- Task details -
Examine the material below and count the lines that hold the word "pagination". Report only the number.

++++ Excerpted records ++++

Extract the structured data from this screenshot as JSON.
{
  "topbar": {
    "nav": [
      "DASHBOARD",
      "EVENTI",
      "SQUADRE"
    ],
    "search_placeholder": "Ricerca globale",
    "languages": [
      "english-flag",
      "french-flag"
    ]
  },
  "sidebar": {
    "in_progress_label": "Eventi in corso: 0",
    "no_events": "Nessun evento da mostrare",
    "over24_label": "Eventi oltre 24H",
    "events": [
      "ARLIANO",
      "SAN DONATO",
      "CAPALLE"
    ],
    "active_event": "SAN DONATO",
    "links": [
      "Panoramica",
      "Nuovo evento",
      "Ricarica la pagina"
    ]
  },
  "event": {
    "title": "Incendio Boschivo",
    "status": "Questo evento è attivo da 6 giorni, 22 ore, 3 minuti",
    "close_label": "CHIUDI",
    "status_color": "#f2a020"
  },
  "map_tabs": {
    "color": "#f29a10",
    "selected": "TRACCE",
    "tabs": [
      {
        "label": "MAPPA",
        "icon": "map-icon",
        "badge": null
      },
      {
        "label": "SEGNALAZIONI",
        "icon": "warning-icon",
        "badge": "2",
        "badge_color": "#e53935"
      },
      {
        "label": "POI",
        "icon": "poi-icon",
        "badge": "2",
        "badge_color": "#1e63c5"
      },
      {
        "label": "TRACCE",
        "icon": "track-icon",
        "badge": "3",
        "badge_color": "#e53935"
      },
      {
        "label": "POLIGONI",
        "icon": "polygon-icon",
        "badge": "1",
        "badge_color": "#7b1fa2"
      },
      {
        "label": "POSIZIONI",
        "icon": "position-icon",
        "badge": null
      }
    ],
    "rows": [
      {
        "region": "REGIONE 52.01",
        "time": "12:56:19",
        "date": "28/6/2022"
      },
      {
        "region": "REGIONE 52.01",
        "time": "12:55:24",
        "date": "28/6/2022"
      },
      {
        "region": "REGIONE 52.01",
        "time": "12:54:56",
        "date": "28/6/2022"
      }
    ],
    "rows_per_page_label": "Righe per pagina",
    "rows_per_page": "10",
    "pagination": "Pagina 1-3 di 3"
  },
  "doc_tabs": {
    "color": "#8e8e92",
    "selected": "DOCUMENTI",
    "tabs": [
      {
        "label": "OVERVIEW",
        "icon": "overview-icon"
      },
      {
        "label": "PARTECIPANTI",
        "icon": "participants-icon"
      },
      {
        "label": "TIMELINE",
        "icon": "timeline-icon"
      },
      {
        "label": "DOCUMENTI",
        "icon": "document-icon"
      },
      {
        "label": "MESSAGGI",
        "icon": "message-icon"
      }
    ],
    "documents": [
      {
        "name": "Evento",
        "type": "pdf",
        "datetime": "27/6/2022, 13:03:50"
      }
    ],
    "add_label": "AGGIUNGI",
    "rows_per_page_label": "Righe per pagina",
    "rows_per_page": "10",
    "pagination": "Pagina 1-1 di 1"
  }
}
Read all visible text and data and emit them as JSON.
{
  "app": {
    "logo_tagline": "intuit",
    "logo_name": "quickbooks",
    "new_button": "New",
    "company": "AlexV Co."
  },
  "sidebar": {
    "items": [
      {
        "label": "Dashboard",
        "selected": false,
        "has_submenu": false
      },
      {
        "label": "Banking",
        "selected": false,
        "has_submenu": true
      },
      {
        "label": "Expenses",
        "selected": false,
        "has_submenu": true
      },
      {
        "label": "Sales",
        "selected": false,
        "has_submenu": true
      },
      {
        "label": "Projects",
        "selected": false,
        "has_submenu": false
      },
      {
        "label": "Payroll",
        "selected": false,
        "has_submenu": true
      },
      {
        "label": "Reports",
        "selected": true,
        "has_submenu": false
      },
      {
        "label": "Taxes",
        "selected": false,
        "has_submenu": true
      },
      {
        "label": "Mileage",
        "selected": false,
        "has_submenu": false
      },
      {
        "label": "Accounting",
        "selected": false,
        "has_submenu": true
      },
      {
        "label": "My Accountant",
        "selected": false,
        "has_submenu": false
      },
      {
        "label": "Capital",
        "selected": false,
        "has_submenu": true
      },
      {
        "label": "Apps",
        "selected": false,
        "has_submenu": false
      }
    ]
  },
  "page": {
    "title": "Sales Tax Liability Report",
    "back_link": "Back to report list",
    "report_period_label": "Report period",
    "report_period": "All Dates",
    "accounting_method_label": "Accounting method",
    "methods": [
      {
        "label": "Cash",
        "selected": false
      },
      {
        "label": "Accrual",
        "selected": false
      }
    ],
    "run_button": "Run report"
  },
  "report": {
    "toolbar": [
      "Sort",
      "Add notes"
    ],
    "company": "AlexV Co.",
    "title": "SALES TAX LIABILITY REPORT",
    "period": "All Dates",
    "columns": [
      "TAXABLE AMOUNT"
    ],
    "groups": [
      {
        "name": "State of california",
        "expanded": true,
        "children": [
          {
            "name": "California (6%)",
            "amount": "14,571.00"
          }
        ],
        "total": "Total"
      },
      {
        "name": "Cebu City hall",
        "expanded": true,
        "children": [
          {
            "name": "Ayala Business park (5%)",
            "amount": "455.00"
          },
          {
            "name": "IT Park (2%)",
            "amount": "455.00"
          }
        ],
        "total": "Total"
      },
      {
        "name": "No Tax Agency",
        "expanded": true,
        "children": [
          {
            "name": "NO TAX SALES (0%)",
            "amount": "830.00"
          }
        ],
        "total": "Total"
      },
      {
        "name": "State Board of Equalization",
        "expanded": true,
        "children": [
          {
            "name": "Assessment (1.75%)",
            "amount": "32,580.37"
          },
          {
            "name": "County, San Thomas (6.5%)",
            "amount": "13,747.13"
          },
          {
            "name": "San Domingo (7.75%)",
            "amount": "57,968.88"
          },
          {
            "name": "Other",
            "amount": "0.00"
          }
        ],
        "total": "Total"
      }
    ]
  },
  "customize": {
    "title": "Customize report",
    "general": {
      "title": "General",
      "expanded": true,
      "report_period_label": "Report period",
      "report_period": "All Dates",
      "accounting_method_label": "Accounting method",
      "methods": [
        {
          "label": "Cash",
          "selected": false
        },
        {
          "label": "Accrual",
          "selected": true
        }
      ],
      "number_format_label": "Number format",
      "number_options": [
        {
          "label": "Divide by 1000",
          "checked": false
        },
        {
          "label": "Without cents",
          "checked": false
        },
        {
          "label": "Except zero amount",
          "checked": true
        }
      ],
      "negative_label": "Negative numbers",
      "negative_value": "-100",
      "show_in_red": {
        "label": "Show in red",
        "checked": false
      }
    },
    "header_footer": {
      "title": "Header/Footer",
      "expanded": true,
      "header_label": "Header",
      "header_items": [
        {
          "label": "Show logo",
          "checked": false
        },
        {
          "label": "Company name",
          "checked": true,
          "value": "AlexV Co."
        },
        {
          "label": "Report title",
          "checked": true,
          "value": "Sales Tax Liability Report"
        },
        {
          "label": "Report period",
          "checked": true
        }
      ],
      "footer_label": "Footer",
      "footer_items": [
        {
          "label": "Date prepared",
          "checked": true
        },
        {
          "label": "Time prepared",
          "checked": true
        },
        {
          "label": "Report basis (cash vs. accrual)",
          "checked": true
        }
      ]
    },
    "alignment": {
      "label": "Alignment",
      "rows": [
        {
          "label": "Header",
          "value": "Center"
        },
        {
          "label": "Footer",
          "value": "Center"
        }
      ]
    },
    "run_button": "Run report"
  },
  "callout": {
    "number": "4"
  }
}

++++

- Exercise result -
2